### GIVEN INSTRUCTION
Output all the material that follows, exactly as given.

### DATA SHOWN
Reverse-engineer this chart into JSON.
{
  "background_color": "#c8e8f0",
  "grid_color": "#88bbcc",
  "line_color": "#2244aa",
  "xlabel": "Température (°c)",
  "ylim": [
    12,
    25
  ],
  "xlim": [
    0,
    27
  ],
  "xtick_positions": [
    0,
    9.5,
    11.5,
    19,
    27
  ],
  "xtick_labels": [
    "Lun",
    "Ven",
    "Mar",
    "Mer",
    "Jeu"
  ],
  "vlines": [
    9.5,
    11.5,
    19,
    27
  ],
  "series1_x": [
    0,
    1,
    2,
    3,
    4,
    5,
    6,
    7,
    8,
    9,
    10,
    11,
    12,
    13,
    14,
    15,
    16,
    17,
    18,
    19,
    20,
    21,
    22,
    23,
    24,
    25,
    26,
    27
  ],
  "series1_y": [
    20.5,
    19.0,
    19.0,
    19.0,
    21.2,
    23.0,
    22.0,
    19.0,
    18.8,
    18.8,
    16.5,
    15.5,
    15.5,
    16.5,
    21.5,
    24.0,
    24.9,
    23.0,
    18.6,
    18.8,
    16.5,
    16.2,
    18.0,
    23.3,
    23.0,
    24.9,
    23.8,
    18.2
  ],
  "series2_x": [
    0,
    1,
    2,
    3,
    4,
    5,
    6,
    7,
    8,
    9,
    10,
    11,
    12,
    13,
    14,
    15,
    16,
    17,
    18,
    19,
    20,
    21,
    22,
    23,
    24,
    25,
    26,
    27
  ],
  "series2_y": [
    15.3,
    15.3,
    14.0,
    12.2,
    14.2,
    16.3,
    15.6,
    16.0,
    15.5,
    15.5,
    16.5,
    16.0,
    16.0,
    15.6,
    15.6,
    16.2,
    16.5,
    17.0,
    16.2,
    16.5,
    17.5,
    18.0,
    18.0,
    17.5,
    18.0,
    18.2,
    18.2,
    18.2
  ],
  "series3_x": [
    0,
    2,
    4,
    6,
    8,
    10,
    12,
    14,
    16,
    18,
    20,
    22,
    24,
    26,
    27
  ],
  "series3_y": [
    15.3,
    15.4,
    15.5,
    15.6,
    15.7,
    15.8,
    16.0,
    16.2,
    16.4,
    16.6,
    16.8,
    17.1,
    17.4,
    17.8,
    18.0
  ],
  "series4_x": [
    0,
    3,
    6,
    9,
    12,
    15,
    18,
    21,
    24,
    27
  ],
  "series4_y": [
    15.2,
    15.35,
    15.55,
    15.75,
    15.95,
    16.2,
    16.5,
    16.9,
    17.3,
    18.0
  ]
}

### RESULT FOR THIS TASK
Reverse-engineer this chart into JSON.
{
  "background_color": "#c8e8f0",
  "grid_color": "#88bbcc",
  "line_color": "#2244aa",
  "xlabel": "Température (°c)",
  "ylim": [
    12,
    25
  ],
  "xlim": [
    0,
    27
  ],
  "xtick_positions": [
    0,
    9.5,
    11.5,
    19,
    27
  ],
  "xtick_labels": [
    "Lun",
    "Ven",
    "Mar",
    "Mer",
    "Jeu"
  ],
  "vlines": [
    9.5,
    11.5,
    19,
    27
  ],
  "series1_x": [
    0,
    1,
    2,
    3,
    4,
    5,
    6,
    7,
    8,
    9,
    10,
    11,
    12,
    13,
    14,
    15,
    16,
    17,
    18,
    19,
    20,
    21,
    22,
    23,
    24,
    25,
    26,
    27
  ],
  "series1_y": [
    20.5,
    19.0,
    19.0,
    19.0,
    21.2,
    23.0,
    22.0,
    19.0,
    18.8,
    18.8,
    16.5,
    15.5,
    15.5,
    16.5,
    21.5,
    24.0,
    24.9,
    23.0,
    18.6,
    18.8,
    16.5,
    16.2,
    18.0,
    23.3,
    23.0,
    24.9,
    23.8,
    18.2
  ],
  "series2_x": [
    0,
    1,
    2,
    3,
    4,
    5,
    6,
    7,
    8,
    9,
    10,
    11,
    12,
    13,
    14,
    15,
    16,
    17,
    18,
    19,
    20,
    21,
    22,
    23,
    24,
    25,
    26,
    27
  ],
  "series2_y": [
    15.3,
    15.3,
    14.0,
    12.2,
    14.2,
    16.3,
    15.6,
    16.0,
    15.5,
    15.5,
    16.5,
    16.0,
    16.0,
    15.6,
    15.6,
    16.2,
    16.5,
    17.0,
    16.2,
    16.5,
    17.5,
    18.0,
    18.0,
    17.5,
    18.0,
    18.2,
    18.2,
    18.2
  ],
  "series3_x": [
    0,
    2,
    4,
    6,
    8,
    10,
    12,
    14,
    16,
    18,
    20,
    22,
    24,
    26,
    27
  ],
  "series3_y": [
    15.3,
    15.4,
    15.5,
    15.6,
    15.7,
    15.8,
    16.0,
    16.2,
    16.4,
    16.6,
    16.8,
    17.1,
    17.4,
    17.8,
    18.0
  ],
  "series4_x": [
    0,
    3,
    6,
    9,
    12,
    15,
    18,
    21,
    24,
    27
  ],
  "series4_y": [
    15.2,
    15.35,
    15.55,
    15.75,
    15.95,
    16.2,
    16.5,
    16.9,
    17.3,
    18.0
  ]
}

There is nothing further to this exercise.